__Exercise description__:
Your task is to transcribe the data in full.

__Entries shown__:
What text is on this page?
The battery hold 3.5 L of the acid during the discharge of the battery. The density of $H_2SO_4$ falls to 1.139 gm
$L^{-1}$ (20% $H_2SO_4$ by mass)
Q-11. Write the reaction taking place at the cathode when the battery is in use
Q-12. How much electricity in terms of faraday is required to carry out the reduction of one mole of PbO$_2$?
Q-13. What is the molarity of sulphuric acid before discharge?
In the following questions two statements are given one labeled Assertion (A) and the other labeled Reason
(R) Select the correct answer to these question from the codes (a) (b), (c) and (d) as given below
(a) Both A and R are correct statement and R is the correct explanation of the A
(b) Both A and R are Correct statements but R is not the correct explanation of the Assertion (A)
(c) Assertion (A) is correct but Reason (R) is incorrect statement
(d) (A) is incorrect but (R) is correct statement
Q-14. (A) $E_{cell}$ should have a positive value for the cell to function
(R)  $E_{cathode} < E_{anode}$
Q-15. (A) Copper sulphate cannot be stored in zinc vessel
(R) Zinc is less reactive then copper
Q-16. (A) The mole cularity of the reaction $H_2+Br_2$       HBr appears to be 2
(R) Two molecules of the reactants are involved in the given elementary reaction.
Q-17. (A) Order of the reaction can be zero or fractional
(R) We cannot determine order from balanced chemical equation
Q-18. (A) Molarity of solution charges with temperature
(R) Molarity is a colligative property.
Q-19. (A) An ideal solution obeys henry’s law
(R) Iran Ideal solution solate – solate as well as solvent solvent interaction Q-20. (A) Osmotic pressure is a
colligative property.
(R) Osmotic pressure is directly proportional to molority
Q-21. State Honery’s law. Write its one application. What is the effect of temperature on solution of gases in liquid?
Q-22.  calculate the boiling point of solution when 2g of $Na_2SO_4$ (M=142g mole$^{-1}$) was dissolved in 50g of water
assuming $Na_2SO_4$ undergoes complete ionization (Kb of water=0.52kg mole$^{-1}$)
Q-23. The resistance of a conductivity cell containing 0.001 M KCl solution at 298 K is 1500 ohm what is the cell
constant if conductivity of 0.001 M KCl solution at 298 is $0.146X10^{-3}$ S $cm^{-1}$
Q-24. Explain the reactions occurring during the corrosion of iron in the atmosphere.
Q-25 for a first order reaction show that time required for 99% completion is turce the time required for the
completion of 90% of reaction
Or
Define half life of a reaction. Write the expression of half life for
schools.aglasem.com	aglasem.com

__Correct answer__:
What text is on this page?
The battery hold 3.5 L of the acid during the discharge of the battery. The density of $H_2SO_4$ falls to 1.139 gm
$L^{-1}$ (20% $H_2SO_4$ by mass)
Q-11. Write the reaction taking place at the cathode when the battery is in use
Q-12. How much electricity in terms of faraday is required to carry out the reduction of one mole of PbO$_2$?
Q-13. What is the molarity of sulphuric acid before discharge?
In the following questions two statements are given one labeled Assertion (A) and the other labeled Reason
(R) Select the correct answer to these question from the codes (a) (b), (c) and (d) as given below
(a) Both A and R are correct statement and R is the correct explanation of the A
(b) Both A and R are Correct statements but R is not the correct explanation of the Assertion (A)
(c) Assertion (A) is correct but Reason (R) is incorrect statement
(d) (A) is incorrect but (R) is correct statement
Q-14. (A) $E_{cell}$ should have a positive value for the cell to function
(R)  $E_{cathode} < E_{anode}$
Q-15. (A) Copper sulphate cannot be stored in zinc vessel
(R) Zinc is less reactive then copper
Q-16. (A) The mole cularity of the reaction $H_2+Br_2$       HBr appears to be 2
(R) Two molecules of the reactants are involved in the given elementary reaction.
Q-17. (A) Order of the reaction can be zero or fractional
(R) We cannot determine order from balanced chemical equation
Q-18. (A) Molarity of solution charges with temperature
(R) Molarity is a colligative property.
Q-19. (A) An ideal solution obeys henry’s law
(R) Iran Ideal solution solate – solate as well as solvent solvent interaction Q-20. (A) Osmotic pressure is a
colligative property.
(R) Osmotic pressure is directly proportional to molority
Q-21. State Honery’s law. Write its one application. What is the effect of temperature on solution of gases in liquid?
Q-22.  calculate the boiling point of solution when 2g of $Na_2SO_4$ (M=142g mole$^{-1}$) was dissolved in 50g of water
assuming $Na_2SO_4$ undergoes complete ionization (Kb of water=0.52kg mole$^{-1}$)
Q-23. The resistance of a conductivity cell containing 0.001 M KCl solution at 298 K is 1500 ohm what is the cell
constant if conductivity of 0.001 M KCl solution at 298 is $0.146X10^{-3}$ S $cm^{-1}$
Q-24. Explain the reactions occurring during the corrosion of iron in the atmosphere.
Q-25 for a first order reaction show that time required for 99% completion is turce the time required for the
completion of 90% of reaction
Or
Define half life of a reaction. Write the expression of half life for
schools.aglasem.com	aglasem.com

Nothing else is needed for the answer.